[Stored rows]:

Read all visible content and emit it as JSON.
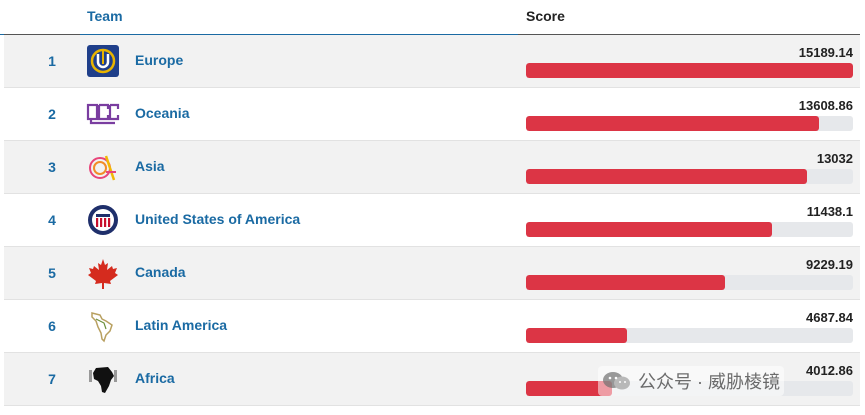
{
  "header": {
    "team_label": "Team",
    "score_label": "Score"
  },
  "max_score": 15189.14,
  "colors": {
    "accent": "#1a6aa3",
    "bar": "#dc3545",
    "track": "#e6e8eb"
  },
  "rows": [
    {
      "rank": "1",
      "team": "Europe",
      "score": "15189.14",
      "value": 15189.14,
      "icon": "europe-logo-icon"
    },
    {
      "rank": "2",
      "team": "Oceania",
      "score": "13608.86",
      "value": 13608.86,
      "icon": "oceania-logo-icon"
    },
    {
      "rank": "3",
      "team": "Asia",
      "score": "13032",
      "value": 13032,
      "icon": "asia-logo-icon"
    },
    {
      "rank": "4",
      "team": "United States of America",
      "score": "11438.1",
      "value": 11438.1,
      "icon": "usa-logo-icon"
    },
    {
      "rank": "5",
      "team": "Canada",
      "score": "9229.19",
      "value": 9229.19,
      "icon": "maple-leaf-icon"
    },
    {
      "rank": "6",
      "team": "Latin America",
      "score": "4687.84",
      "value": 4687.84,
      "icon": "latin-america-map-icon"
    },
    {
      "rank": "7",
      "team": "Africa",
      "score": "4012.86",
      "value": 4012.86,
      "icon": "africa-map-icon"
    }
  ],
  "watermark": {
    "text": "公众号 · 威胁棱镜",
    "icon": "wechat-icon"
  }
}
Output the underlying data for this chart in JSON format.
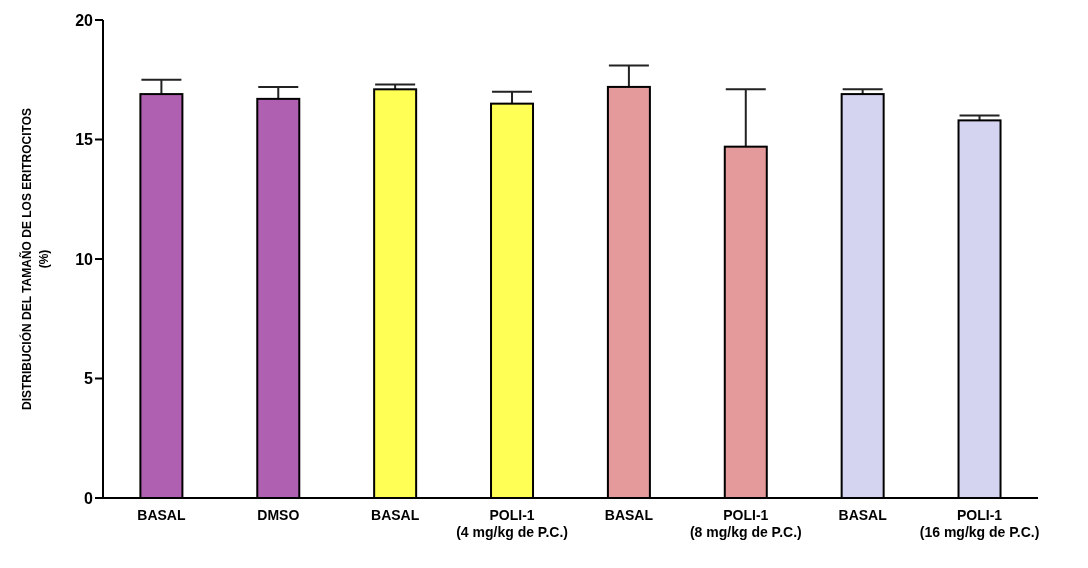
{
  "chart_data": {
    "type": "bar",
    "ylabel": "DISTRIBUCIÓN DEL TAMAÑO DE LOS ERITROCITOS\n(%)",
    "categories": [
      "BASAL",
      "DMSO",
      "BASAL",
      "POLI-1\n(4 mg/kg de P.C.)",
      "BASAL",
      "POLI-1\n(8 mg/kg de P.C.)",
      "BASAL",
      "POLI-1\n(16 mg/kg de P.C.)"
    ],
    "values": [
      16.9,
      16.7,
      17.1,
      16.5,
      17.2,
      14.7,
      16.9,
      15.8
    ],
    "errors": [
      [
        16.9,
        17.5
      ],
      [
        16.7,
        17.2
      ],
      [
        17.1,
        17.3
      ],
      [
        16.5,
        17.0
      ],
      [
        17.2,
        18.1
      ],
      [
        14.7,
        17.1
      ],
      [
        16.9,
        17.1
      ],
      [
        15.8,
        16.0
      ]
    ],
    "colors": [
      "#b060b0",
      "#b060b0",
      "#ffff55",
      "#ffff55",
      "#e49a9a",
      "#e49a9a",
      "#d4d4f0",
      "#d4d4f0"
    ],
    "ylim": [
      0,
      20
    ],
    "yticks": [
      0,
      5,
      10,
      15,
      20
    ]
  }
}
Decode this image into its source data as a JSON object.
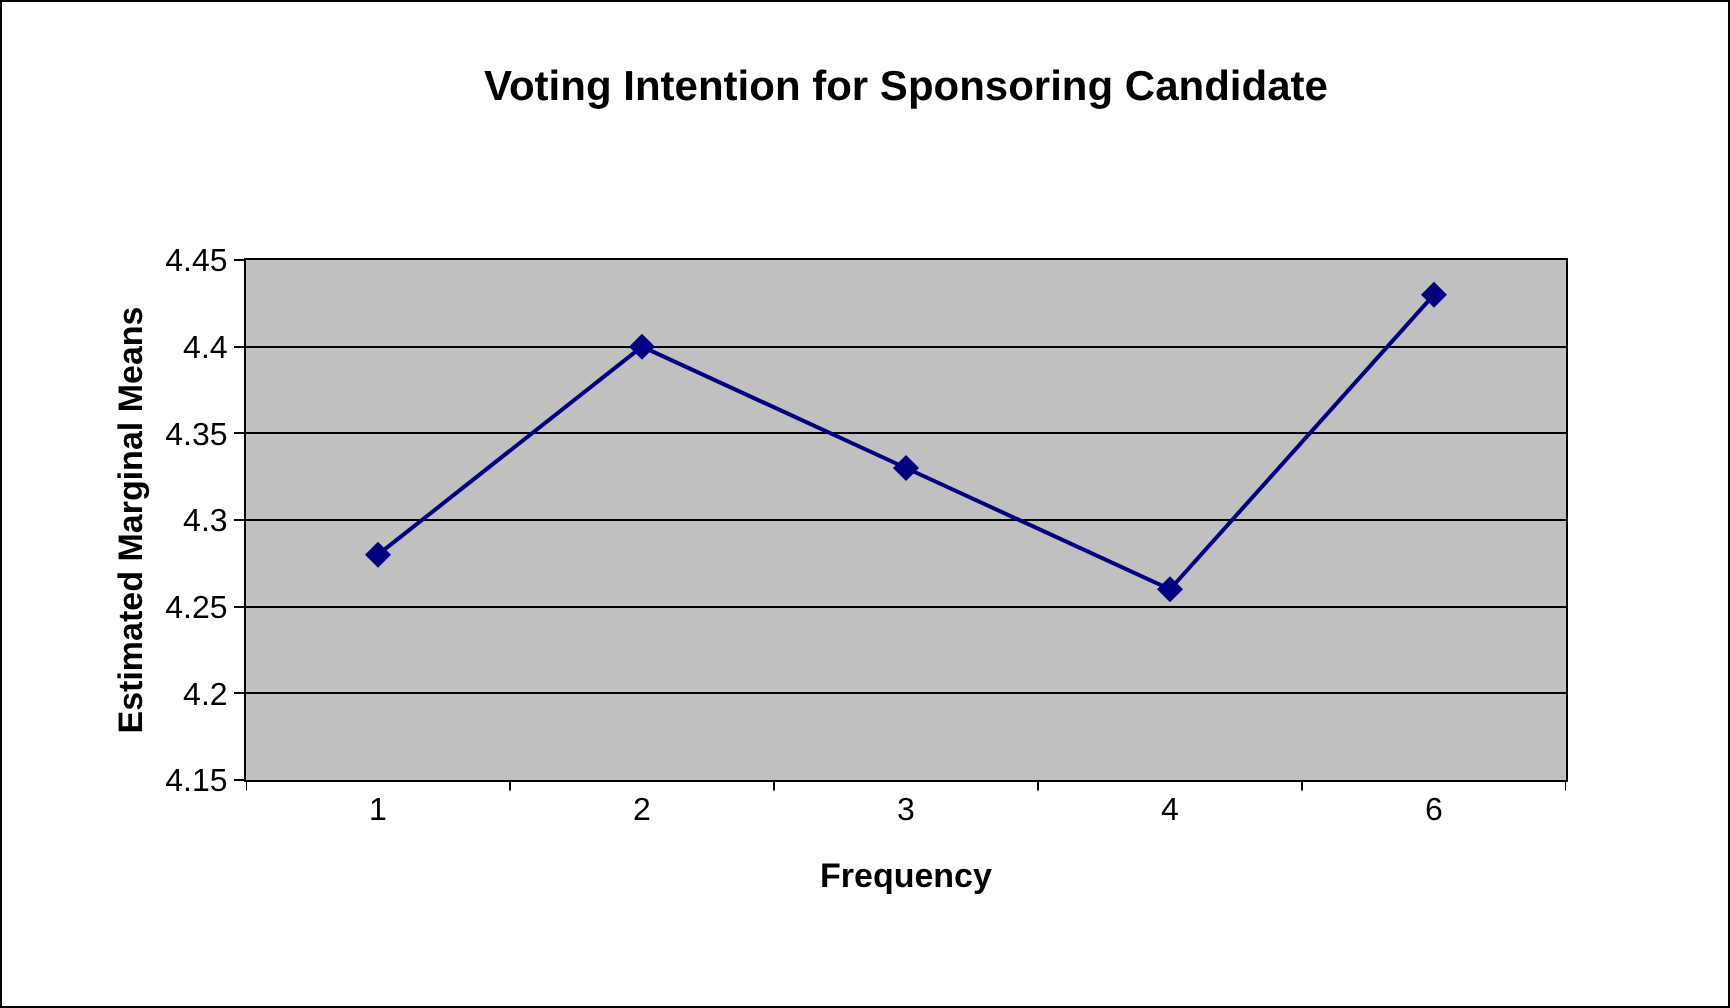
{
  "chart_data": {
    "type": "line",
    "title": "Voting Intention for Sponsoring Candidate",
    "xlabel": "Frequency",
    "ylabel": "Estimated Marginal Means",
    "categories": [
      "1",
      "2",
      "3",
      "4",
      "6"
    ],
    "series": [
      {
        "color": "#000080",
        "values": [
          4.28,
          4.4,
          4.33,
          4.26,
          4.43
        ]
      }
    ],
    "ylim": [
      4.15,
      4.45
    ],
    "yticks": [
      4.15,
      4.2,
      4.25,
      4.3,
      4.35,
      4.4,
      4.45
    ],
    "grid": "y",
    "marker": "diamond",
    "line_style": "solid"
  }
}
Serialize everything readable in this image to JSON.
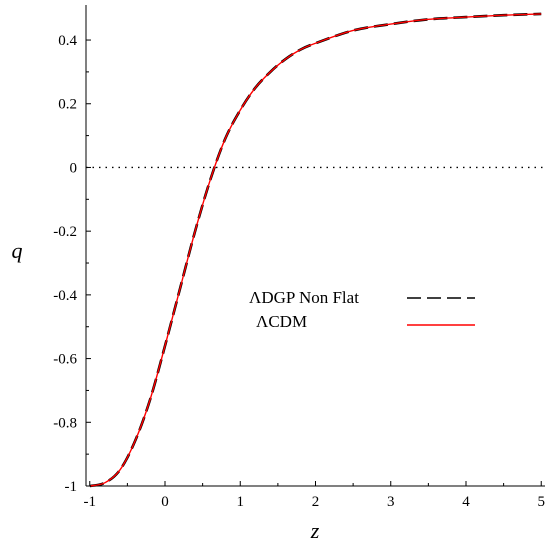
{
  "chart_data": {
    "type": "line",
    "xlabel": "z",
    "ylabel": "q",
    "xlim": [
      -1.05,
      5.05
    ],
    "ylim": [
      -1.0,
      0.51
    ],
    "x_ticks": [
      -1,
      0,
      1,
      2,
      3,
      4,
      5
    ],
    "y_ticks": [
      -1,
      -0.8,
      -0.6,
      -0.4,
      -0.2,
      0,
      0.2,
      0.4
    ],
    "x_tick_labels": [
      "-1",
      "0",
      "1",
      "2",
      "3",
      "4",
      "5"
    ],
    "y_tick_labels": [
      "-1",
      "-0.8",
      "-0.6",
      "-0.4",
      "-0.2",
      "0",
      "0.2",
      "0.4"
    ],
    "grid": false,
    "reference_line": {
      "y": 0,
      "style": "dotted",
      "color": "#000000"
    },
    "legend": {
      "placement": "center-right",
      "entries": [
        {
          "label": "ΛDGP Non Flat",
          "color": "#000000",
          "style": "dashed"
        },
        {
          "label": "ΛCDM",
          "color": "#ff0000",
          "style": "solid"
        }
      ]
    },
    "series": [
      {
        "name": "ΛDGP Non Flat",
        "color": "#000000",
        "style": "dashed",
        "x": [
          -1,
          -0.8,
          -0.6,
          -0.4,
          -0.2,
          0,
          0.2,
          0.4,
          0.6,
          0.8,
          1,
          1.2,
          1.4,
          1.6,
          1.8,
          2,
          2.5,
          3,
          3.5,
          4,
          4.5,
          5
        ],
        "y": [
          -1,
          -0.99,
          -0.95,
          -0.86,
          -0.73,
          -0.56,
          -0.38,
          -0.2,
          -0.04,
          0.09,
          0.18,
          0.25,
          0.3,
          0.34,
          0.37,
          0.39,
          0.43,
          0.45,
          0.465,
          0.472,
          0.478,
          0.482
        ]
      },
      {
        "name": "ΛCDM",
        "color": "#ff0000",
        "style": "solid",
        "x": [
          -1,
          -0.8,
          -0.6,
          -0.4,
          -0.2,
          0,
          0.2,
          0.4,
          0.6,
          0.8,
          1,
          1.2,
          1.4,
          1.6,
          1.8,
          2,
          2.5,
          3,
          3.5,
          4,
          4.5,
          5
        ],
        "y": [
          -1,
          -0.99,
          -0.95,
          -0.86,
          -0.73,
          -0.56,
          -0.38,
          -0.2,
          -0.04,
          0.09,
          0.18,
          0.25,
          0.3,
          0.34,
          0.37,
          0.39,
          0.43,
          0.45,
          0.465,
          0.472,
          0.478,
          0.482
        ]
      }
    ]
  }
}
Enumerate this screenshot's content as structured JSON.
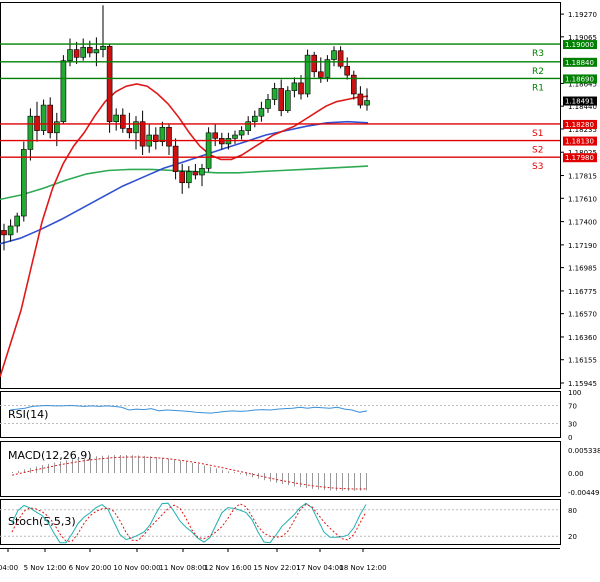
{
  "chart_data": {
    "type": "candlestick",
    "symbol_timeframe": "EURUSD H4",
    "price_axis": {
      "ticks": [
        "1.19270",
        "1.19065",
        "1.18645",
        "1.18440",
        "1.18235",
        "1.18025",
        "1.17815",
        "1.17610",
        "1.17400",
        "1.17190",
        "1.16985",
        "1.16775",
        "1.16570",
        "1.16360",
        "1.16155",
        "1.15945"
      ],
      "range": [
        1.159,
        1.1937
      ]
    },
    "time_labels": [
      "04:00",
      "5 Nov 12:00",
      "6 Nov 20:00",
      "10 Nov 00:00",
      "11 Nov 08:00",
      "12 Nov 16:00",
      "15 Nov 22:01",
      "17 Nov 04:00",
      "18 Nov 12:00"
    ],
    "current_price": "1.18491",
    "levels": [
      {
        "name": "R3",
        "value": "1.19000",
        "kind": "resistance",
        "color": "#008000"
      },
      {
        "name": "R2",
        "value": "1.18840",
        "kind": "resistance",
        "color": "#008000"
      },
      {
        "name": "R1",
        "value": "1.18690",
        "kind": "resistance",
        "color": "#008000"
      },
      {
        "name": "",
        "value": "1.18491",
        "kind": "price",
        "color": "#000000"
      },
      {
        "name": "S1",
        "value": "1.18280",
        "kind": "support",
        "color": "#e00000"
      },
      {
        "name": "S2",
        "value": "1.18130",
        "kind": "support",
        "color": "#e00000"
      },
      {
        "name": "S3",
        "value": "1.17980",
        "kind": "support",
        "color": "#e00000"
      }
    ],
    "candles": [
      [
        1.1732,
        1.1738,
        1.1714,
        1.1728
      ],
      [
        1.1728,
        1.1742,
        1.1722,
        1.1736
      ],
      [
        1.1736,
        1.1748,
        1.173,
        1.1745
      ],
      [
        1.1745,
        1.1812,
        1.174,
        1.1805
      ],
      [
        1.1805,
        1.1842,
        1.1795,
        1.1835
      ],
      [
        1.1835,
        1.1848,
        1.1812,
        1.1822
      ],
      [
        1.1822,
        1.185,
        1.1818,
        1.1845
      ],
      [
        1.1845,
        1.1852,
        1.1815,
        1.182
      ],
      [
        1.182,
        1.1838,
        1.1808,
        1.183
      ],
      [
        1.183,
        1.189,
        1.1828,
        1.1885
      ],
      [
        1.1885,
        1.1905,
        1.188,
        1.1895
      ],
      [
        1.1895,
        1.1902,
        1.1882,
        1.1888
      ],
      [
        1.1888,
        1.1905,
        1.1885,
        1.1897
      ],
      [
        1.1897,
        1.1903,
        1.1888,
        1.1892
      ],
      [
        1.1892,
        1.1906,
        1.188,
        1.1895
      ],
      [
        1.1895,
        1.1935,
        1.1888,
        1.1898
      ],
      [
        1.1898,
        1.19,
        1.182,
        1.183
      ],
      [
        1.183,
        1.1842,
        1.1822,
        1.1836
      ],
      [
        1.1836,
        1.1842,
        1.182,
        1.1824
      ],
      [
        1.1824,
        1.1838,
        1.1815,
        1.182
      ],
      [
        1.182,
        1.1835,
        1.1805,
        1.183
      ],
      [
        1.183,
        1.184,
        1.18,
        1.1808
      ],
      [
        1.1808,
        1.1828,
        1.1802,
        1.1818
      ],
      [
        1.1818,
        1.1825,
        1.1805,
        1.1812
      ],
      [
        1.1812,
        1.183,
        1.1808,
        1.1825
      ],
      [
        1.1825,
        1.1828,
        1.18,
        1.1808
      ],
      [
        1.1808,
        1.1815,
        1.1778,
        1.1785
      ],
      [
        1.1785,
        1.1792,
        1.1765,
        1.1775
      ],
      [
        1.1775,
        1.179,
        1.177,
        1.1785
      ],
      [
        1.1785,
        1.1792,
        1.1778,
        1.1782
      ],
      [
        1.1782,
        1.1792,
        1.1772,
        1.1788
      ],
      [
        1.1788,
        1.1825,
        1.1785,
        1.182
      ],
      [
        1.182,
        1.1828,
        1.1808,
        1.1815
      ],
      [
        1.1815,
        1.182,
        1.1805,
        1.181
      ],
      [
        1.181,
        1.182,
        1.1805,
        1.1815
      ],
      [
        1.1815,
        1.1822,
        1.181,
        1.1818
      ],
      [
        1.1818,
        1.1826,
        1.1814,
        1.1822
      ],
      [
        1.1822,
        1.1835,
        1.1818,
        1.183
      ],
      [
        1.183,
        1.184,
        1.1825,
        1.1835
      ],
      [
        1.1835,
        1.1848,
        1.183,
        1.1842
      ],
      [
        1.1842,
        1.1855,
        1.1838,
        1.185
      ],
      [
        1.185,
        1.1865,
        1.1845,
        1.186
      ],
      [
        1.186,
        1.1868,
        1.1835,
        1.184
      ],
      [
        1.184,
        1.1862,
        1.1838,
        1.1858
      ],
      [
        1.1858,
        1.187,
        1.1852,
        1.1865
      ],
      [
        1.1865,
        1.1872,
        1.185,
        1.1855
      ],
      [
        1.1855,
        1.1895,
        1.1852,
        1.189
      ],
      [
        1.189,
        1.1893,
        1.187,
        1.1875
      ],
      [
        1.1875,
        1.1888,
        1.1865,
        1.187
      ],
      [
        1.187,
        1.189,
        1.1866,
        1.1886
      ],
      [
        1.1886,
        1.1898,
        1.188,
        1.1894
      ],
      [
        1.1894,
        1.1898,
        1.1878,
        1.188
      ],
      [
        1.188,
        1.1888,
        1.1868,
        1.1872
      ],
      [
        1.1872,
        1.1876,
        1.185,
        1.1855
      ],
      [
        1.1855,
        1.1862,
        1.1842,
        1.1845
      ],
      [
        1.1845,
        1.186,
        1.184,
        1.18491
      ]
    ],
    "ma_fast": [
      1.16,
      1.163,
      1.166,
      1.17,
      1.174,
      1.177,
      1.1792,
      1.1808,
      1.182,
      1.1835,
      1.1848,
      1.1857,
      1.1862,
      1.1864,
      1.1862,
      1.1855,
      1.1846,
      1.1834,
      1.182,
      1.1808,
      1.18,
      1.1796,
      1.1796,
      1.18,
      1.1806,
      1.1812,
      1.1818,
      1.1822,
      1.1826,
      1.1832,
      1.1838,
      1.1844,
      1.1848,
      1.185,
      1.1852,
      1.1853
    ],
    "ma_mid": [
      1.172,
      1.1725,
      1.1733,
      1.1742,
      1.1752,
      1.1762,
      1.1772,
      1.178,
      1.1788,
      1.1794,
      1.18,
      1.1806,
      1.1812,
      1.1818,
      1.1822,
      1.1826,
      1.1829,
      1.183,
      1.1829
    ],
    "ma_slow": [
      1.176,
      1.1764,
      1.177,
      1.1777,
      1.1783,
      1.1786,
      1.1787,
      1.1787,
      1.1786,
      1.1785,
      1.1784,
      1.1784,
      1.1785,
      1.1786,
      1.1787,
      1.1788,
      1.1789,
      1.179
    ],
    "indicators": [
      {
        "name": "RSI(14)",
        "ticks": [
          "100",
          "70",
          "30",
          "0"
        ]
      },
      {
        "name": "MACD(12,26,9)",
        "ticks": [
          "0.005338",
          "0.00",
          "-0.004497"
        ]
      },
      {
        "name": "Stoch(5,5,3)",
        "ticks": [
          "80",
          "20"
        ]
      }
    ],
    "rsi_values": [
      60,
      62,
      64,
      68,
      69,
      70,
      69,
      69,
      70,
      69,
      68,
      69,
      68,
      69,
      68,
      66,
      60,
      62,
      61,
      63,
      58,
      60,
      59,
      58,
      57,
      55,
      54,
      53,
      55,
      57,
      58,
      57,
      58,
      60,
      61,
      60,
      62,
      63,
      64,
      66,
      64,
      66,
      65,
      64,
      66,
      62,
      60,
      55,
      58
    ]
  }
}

[Problem details]:
Find the lines that include the string "POLI", then copy each of them.

[Answer to the problem]:
      "POLI-1\n(4 mg/kg de P.C.)",
      "POLI-1\n(8 mg/kg de P.C.)",
      "POLI-1\n(16 mg/kg de P.C.)"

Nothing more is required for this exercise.